(Input)
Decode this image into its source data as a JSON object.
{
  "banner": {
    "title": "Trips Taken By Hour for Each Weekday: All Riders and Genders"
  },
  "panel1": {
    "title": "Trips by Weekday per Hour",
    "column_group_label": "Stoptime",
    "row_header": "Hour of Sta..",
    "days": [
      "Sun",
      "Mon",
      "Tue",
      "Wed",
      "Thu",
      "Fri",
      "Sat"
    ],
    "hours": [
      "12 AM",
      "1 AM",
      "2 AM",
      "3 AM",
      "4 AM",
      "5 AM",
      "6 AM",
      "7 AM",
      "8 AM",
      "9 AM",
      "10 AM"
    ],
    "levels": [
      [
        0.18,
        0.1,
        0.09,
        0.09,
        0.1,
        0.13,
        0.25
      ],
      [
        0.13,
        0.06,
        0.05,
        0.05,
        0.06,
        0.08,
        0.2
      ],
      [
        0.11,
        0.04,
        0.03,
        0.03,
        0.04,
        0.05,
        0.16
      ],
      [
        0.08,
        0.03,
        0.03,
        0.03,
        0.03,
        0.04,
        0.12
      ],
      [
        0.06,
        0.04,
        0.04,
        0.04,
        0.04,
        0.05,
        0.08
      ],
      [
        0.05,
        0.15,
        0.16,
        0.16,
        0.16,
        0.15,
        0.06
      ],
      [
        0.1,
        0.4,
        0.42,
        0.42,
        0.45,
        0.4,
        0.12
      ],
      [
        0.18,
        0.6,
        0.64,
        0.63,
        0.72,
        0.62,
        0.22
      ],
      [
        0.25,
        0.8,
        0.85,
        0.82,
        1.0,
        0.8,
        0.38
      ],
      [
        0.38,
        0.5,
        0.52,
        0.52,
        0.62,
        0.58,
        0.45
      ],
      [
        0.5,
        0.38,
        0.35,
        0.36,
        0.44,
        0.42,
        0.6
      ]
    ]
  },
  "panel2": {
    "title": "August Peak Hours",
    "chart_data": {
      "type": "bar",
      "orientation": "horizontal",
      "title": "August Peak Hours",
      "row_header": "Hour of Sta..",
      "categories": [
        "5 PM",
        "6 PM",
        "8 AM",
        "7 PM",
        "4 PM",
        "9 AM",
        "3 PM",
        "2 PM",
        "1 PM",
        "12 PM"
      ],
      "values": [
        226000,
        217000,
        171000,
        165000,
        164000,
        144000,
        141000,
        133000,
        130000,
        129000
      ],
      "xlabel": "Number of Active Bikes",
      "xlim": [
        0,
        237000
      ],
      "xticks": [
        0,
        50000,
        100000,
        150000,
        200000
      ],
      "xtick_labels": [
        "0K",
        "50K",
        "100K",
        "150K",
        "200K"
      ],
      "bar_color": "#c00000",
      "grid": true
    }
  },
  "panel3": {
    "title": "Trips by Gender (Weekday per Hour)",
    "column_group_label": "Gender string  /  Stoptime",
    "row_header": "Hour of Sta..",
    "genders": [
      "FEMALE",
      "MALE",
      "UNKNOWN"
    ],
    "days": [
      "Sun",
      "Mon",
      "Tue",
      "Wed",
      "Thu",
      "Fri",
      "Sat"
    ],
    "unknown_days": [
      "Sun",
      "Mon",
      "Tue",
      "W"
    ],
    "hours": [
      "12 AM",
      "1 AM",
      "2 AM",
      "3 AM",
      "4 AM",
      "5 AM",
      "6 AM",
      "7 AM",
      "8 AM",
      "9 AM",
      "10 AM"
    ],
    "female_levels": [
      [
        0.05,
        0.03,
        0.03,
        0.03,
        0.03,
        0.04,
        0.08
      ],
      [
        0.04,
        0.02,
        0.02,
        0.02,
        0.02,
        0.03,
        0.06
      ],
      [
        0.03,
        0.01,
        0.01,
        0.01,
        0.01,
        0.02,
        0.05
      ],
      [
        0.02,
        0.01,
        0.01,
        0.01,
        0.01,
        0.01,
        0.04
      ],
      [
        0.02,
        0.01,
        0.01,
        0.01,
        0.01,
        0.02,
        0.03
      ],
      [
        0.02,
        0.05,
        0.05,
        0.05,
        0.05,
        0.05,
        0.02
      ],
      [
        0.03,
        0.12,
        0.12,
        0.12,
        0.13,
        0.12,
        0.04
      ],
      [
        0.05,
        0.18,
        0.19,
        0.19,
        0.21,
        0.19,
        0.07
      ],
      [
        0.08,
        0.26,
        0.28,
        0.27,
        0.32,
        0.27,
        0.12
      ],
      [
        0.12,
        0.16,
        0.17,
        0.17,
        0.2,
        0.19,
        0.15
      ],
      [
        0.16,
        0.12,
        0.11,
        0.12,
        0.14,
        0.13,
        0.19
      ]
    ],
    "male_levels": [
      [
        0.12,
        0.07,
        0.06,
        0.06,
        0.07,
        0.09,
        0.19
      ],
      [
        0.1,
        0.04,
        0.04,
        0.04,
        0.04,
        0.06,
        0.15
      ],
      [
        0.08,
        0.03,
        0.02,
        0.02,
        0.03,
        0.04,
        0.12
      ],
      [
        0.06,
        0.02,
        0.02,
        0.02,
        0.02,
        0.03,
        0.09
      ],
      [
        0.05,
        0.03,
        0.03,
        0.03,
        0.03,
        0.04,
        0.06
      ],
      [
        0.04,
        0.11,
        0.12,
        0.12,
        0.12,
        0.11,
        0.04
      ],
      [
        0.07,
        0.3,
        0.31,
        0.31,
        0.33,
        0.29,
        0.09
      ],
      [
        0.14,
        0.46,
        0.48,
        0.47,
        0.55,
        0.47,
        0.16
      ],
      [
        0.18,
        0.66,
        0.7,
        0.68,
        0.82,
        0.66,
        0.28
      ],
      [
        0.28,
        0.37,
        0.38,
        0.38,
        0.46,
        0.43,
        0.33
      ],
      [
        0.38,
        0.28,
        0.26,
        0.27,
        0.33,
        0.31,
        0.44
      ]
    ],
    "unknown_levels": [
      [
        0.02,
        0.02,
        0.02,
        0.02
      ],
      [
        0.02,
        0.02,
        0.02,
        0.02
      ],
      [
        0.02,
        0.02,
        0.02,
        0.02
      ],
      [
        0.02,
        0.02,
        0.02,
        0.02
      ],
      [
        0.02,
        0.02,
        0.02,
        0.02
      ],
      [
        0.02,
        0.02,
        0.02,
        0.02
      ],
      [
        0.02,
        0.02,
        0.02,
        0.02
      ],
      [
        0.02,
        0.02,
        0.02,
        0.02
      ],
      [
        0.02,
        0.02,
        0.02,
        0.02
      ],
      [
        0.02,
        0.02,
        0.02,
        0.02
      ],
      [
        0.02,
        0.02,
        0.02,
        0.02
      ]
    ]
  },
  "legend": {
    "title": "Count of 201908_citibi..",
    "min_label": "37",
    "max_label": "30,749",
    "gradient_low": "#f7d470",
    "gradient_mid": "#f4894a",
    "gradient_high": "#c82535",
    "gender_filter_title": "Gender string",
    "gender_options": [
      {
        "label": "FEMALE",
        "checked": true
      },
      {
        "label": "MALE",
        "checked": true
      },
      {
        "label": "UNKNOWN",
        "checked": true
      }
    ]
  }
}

(What is asked) Extract every entry above as it appears.

(Full response)
Decode this image into its source data as a JSON object.
{
  "banner": {
    "title": "Trips Taken By Hour for Each Weekday: All Riders and Genders"
  },
  "panel1": {
    "title": "Trips by Weekday per Hour",
    "column_group_label": "Stoptime",
    "row_header": "Hour of Sta..",
    "days": [
      "Sun",
      "Mon",
      "Tue",
      "Wed",
      "Thu",
      "Fri",
      "Sat"
    ],
    "hours": [
      "12 AM",
      "1 AM",
      "2 AM",
      "3 AM",
      "4 AM",
      "5 AM",
      "6 AM",
      "7 AM",
      "8 AM",
      "9 AM",
      "10 AM"
    ],
    "levels": [
      [
        0.18,
        0.1,
        0.09,
        0.09,
        0.1,
        0.13,
        0.25
      ],
      [
        0.13,
        0.06,
        0.05,
        0.05,
        0.06,
        0.08,
        0.2
      ],
      [
        0.11,
        0.04,
        0.03,
        0.03,
        0.04,
        0.05,
        0.16
      ],
      [
        0.08,
        0.03,
        0.03,
        0.03,
        0.03,
        0.04,
        0.12
      ],
      [
        0.06,
        0.04,
        0.04,
        0.04,
        0.04,
        0.05,
        0.08
      ],
      [
        0.05,
        0.15,
        0.16,
        0.16,
        0.16,
        0.15,
        0.06
      ],
      [
        0.1,
        0.4,
        0.42,
        0.42,
        0.45,
        0.4,
        0.12
      ],
      [
        0.18,
        0.6,
        0.64,
        0.63,
        0.72,
        0.62,
        0.22
      ],
      [
        0.25,
        0.8,
        0.85,
        0.82,
        1.0,
        0.8,
        0.38
      ],
      [
        0.38,
        0.5,
        0.52,
        0.52,
        0.62,
        0.58,
        0.45
      ],
      [
        0.5,
        0.38,
        0.35,
        0.36,
        0.44,
        0.42,
        0.6
      ]
    ]
  },
  "panel2": {
    "title": "August Peak Hours",
    "chart_data": {
      "type": "bar",
      "orientation": "horizontal",
      "title": "August Peak Hours",
      "row_header": "Hour of Sta..",
      "categories": [
        "5 PM",
        "6 PM",
        "8 AM",
        "7 PM",
        "4 PM",
        "9 AM",
        "3 PM",
        "2 PM",
        "1 PM",
        "12 PM"
      ],
      "values": [
        226000,
        217000,
        171000,
        165000,
        164000,
        144000,
        141000,
        133000,
        130000,
        129000
      ],
      "xlabel": "Number of Active Bikes",
      "xlim": [
        0,
        237000
      ],
      "xticks": [
        0,
        50000,
        100000,
        150000,
        200000
      ],
      "xtick_labels": [
        "0K",
        "50K",
        "100K",
        "150K",
        "200K"
      ],
      "bar_color": "#c00000",
      "grid": true
    }
  },
  "panel3": {
    "title": "Trips by Gender (Weekday per Hour)",
    "column_group_label": "Gender string  /  Stoptime",
    "row_header": "Hour of Sta..",
    "genders": [
      "FEMALE",
      "MALE",
      "UNKNOWN"
    ],
    "days": [
      "Sun",
      "Mon",
      "Tue",
      "Wed",
      "Thu",
      "Fri",
      "Sat"
    ],
    "unknown_days": [
      "Sun",
      "Mon",
      "Tue",
      "W"
    ],
    "hours": [
      "12 AM",
      "1 AM",
      "2 AM",
      "3 AM",
      "4 AM",
      "5 AM",
      "6 AM",
      "7 AM",
      "8 AM",
      "9 AM",
      "10 AM"
    ],
    "female_levels": [
      [
        0.05,
        0.03,
        0.03,
        0.03,
        0.03,
        0.04,
        0.08
      ],
      [
        0.04,
        0.02,
        0.02,
        0.02,
        0.02,
        0.03,
        0.06
      ],
      [
        0.03,
        0.01,
        0.01,
        0.01,
        0.01,
        0.02,
        0.05
      ],
      [
        0.02,
        0.01,
        0.01,
        0.01,
        0.01,
        0.01,
        0.04
      ],
      [
        0.02,
        0.01,
        0.01,
        0.01,
        0.01,
        0.02,
        0.03
      ],
      [
        0.02,
        0.05,
        0.05,
        0.05,
        0.05,
        0.05,
        0.02
      ],
      [
        0.03,
        0.12,
        0.12,
        0.12,
        0.13,
        0.12,
        0.04
      ],
      [
        0.05,
        0.18,
        0.19,
        0.19,
        0.21,
        0.19,
        0.07
      ],
      [
        0.08,
        0.26,
        0.28,
        0.27,
        0.32,
        0.27,
        0.12
      ],
      [
        0.12,
        0.16,
        0.17,
        0.17,
        0.2,
        0.19,
        0.15
      ],
      [
        0.16,
        0.12,
        0.11,
        0.12,
        0.14,
        0.13,
        0.19
      ]
    ],
    "male_levels": [
      [
        0.12,
        0.07,
        0.06,
        0.06,
        0.07,
        0.09,
        0.19
      ],
      [
        0.1,
        0.04,
        0.04,
        0.04,
        0.04,
        0.06,
        0.15
      ],
      [
        0.08,
        0.03,
        0.02,
        0.02,
        0.03,
        0.04,
        0.12
      ],
      [
        0.06,
        0.02,
        0.02,
        0.02,
        0.02,
        0.03,
        0.09
      ],
      [
        0.05,
        0.03,
        0.03,
        0.03,
        0.03,
        0.04,
        0.06
      ],
      [
        0.04,
        0.11,
        0.12,
        0.12,
        0.12,
        0.11,
        0.04
      ],
      [
        0.07,
        0.3,
        0.31,
        0.31,
        0.33,
        0.29,
        0.09
      ],
      [
        0.14,
        0.46,
        0.48,
        0.47,
        0.55,
        0.47,
        0.16
      ],
      [
        0.18,
        0.66,
        0.7,
        0.68,
        0.82,
        0.66,
        0.28
      ],
      [
        0.28,
        0.37,
        0.38,
        0.38,
        0.46,
        0.43,
        0.33
      ],
      [
        0.38,
        0.28,
        0.26,
        0.27,
        0.33,
        0.31,
        0.44
      ]
    ],
    "unknown_levels": [
      [
        0.02,
        0.02,
        0.02,
        0.02
      ],
      [
        0.02,
        0.02,
        0.02,
        0.02
      ],
      [
        0.02,
        0.02,
        0.02,
        0.02
      ],
      [
        0.02,
        0.02,
        0.02,
        0.02
      ],
      [
        0.02,
        0.02,
        0.02,
        0.02
      ],
      [
        0.02,
        0.02,
        0.02,
        0.02
      ],
      [
        0.02,
        0.02,
        0.02,
        0.02
      ],
      [
        0.02,
        0.02,
        0.02,
        0.02
      ],
      [
        0.02,
        0.02,
        0.02,
        0.02
      ],
      [
        0.02,
        0.02,
        0.02,
        0.02
      ],
      [
        0.02,
        0.02,
        0.02,
        0.02
      ]
    ]
  },
  "legend": {
    "title": "Count of 201908_citibi..",
    "min_label": "37",
    "max_label": "30,749",
    "gradient_low": "#f7d470",
    "gradient_mid": "#f4894a",
    "gradient_high": "#c82535",
    "gender_filter_title": "Gender string",
    "gender_options": [
      {
        "label": "FEMALE",
        "checked": true
      },
      {
        "label": "MALE",
        "checked": true
      },
      {
        "label": "UNKNOWN",
        "checked": true
      }
    ]
  }
}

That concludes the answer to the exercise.